> Written exercise: Extract every line where the string "Cumulative" appears.

> Working data:
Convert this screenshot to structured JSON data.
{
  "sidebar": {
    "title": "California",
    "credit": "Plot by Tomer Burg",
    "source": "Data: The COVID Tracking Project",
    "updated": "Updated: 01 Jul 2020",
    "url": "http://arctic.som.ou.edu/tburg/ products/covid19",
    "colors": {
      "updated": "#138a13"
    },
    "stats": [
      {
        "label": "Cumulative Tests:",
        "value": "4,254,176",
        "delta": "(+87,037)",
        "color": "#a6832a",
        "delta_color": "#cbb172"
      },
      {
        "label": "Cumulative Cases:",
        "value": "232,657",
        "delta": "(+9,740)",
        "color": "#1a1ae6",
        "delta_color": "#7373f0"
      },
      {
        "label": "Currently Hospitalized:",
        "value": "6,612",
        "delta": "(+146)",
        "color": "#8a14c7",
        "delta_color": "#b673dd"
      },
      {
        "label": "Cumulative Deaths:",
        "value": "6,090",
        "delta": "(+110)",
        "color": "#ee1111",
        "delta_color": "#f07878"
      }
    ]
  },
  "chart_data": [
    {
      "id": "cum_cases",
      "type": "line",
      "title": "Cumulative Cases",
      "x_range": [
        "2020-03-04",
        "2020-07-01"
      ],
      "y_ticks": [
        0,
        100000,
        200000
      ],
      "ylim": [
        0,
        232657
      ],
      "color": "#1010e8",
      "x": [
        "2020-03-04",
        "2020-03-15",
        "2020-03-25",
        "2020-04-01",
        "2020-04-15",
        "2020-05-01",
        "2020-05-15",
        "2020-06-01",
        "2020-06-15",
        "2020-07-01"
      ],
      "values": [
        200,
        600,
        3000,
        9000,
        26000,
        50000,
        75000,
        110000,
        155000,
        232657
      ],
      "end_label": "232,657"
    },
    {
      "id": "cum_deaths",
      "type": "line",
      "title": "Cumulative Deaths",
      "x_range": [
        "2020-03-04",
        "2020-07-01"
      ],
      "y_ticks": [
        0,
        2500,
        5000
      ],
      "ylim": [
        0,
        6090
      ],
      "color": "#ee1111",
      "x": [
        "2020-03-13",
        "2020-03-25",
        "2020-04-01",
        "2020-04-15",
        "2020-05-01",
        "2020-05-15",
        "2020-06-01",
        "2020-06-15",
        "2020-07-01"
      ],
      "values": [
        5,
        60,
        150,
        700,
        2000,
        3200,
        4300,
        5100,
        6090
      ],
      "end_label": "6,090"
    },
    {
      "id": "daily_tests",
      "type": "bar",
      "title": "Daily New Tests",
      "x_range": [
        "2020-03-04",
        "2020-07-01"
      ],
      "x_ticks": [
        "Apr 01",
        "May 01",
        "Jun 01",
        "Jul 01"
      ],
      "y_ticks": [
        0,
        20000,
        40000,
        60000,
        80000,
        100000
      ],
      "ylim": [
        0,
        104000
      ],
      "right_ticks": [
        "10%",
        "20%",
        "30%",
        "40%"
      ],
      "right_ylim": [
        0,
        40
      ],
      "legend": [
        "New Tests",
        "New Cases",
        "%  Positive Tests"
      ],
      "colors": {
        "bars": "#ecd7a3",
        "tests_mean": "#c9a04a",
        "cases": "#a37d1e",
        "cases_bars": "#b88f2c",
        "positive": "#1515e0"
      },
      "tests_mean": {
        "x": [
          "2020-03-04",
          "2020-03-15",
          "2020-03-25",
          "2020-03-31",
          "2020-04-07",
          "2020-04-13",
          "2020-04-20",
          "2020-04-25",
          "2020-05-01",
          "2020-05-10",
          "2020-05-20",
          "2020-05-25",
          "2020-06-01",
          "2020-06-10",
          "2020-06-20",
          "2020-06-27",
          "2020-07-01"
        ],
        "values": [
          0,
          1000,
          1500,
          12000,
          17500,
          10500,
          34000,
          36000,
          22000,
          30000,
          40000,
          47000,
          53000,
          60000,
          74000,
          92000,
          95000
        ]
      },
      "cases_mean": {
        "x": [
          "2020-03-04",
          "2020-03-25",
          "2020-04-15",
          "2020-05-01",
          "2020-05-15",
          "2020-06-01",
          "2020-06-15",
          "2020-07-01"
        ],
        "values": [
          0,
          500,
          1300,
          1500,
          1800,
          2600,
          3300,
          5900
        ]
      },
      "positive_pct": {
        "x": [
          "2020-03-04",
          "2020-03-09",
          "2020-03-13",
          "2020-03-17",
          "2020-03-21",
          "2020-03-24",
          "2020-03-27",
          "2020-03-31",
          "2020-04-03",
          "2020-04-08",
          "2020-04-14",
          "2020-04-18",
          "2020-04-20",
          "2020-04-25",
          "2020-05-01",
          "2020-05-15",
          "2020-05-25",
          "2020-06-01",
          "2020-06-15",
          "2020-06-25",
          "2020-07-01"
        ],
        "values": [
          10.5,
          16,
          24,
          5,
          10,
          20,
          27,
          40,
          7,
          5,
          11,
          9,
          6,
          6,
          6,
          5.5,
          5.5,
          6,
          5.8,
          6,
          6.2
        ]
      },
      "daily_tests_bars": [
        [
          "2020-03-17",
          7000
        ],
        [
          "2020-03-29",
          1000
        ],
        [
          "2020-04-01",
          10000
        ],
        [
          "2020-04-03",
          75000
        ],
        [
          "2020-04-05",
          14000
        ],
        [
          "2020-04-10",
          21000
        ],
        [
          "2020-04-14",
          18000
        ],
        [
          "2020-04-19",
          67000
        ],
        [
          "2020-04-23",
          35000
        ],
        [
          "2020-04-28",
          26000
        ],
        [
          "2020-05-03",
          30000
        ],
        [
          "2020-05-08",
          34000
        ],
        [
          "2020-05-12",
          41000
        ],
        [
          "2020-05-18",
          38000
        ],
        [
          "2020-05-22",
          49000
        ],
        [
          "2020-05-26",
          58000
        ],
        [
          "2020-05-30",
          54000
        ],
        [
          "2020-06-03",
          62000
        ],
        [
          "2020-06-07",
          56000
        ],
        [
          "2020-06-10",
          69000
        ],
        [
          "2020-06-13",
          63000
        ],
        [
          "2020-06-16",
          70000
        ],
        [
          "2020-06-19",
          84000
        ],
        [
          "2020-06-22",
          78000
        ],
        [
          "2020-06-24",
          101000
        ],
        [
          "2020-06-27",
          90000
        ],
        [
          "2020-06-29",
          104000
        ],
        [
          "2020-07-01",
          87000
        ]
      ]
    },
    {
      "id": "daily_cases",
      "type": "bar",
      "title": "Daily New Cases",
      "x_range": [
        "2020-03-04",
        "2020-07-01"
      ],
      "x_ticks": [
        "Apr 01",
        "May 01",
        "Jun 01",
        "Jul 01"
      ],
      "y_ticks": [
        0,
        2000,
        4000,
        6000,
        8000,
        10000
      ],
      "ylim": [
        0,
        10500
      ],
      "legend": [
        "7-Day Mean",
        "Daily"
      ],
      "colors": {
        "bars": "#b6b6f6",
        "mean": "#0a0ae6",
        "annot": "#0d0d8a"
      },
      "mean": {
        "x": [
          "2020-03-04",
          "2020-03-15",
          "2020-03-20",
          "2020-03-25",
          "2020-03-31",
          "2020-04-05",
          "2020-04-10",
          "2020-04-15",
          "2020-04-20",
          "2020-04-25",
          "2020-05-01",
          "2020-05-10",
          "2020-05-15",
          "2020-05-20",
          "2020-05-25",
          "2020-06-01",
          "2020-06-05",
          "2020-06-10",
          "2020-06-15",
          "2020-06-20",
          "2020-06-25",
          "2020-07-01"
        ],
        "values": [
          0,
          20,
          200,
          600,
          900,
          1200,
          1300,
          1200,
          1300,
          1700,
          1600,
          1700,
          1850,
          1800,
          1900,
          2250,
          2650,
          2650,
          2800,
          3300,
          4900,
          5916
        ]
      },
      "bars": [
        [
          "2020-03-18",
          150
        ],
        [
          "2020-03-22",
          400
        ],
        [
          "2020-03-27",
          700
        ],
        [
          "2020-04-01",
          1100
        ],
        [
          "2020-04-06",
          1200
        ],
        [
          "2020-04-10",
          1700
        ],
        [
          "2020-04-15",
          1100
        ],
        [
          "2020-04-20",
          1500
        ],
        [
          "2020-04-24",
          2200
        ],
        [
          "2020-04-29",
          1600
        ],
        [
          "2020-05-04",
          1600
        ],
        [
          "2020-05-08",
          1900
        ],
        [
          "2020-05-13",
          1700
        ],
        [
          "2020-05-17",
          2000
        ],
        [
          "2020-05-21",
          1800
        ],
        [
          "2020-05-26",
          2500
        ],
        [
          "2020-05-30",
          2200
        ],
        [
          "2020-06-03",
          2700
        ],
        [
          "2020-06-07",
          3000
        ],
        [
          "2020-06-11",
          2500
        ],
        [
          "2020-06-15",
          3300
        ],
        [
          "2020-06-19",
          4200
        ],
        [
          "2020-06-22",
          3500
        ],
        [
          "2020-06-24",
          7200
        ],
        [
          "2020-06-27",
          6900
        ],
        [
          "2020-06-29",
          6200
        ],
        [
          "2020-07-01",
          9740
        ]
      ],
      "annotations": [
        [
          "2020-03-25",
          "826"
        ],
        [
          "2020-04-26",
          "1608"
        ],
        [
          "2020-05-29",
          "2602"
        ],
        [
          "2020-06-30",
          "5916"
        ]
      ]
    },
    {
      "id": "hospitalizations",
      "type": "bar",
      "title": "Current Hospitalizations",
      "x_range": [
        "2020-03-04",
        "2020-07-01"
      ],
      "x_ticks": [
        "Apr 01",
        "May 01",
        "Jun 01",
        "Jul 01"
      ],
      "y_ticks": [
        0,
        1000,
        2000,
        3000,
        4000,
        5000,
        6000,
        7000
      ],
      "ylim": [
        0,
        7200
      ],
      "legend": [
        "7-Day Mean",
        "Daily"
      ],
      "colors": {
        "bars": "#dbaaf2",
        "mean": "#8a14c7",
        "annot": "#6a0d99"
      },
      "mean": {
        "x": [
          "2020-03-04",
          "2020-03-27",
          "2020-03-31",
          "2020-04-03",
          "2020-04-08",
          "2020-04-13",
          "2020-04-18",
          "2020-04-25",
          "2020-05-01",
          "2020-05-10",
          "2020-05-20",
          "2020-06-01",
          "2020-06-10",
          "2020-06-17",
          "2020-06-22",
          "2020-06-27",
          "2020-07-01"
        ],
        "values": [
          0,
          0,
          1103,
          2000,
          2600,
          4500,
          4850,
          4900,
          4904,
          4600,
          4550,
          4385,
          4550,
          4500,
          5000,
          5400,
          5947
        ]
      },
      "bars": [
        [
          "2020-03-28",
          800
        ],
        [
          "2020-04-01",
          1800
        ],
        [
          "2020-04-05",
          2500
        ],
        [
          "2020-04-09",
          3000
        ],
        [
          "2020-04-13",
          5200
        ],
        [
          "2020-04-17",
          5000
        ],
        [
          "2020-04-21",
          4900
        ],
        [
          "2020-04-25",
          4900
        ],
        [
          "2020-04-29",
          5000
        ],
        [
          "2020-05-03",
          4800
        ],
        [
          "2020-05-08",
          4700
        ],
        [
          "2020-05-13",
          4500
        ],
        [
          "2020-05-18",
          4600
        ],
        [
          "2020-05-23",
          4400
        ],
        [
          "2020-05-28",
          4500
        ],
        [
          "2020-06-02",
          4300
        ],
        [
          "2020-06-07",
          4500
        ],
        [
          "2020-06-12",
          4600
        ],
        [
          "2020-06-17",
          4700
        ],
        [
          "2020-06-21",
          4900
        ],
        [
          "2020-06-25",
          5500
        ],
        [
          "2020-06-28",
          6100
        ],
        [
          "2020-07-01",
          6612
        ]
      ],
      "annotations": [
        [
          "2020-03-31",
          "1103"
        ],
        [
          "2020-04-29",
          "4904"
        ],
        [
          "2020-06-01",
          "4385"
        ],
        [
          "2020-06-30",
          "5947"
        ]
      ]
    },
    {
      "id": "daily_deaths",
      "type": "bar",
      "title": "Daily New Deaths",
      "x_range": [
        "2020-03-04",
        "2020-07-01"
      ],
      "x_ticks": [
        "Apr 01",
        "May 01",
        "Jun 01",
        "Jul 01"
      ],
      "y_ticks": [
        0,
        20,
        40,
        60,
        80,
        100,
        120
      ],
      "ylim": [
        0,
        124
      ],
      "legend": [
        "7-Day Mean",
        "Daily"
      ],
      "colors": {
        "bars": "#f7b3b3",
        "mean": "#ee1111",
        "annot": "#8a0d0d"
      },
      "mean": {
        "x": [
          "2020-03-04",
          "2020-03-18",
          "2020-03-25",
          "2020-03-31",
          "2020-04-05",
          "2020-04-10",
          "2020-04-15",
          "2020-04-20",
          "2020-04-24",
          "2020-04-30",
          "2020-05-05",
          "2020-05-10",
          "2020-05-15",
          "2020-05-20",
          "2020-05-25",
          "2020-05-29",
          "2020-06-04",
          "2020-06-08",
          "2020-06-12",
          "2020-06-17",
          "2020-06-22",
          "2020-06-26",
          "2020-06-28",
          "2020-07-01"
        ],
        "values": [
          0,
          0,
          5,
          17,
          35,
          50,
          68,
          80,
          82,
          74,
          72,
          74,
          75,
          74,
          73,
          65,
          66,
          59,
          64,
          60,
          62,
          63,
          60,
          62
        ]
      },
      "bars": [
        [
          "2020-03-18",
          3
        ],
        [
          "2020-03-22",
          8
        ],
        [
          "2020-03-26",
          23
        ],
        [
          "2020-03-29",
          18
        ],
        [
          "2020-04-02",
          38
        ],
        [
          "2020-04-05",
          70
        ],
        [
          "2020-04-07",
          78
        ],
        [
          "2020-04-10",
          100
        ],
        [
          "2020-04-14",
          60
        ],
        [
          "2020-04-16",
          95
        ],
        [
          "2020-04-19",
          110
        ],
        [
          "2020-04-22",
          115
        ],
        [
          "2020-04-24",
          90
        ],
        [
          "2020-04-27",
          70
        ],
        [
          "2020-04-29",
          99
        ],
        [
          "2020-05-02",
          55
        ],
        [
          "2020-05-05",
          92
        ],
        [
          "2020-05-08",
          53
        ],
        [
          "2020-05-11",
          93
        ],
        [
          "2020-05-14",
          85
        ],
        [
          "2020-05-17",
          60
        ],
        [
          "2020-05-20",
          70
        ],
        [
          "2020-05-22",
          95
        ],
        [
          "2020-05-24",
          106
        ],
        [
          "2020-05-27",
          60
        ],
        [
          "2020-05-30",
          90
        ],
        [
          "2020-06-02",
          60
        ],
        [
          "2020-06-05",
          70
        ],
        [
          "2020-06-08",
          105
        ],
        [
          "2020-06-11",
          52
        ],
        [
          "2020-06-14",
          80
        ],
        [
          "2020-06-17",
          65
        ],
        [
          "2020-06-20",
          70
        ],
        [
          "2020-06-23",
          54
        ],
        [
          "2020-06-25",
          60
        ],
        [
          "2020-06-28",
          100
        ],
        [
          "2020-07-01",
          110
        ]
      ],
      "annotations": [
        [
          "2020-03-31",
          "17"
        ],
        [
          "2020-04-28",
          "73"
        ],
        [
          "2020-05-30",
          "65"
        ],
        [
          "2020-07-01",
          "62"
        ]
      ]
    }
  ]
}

> Right answer:
        "label": "Cumulative Tests:",
        "label": "Cumulative Cases:",
        "label": "Cumulative Deaths:",
      "title": "Cumulative Cases",
      "title": "Cumulative Deaths",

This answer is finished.